## AIM OF THE TASK
Each line containing the word "Deployment" must be reported.

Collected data
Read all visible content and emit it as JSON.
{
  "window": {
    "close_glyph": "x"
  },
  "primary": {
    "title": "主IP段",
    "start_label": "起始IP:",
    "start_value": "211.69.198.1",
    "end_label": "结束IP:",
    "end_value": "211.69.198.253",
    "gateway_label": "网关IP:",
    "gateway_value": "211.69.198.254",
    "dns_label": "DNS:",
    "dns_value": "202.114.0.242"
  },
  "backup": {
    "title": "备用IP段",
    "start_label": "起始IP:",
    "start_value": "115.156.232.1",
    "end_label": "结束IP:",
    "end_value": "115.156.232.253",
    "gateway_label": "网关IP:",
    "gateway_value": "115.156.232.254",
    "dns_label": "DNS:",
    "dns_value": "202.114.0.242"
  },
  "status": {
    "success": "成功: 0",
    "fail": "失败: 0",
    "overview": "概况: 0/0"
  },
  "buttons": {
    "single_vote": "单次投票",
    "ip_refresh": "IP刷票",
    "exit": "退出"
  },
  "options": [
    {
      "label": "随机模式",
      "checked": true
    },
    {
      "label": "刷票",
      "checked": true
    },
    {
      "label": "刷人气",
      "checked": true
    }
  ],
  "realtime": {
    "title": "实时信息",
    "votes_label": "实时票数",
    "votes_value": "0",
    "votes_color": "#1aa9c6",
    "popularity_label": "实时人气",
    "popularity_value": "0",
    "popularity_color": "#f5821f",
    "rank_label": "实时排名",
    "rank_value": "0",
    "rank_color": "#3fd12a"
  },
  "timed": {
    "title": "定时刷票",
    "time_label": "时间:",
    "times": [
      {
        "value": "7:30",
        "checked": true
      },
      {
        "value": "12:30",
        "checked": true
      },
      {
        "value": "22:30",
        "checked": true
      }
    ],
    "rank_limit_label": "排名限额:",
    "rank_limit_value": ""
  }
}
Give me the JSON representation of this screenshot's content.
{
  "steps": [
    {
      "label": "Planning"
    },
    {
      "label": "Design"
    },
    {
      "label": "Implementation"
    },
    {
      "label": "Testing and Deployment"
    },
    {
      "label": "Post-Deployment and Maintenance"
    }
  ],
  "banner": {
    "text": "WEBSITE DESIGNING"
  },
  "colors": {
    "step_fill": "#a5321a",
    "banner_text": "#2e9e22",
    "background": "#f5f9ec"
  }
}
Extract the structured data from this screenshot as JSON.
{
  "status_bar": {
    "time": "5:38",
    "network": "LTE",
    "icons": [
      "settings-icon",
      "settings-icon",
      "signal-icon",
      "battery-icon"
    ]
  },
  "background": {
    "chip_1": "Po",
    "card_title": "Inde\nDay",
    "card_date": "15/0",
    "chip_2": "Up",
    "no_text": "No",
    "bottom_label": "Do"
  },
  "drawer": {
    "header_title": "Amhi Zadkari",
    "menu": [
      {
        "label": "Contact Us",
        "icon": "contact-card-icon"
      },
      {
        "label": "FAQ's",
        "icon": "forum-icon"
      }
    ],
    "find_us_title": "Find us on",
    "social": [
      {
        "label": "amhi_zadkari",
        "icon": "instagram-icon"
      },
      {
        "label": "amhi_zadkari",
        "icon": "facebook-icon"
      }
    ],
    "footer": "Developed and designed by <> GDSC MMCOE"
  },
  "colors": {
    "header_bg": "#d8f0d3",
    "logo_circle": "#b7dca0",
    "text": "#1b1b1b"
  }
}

## TASK RESULT
      "label": "Testing and Deployment"
      "label": "Post-Deployment and Maintenance"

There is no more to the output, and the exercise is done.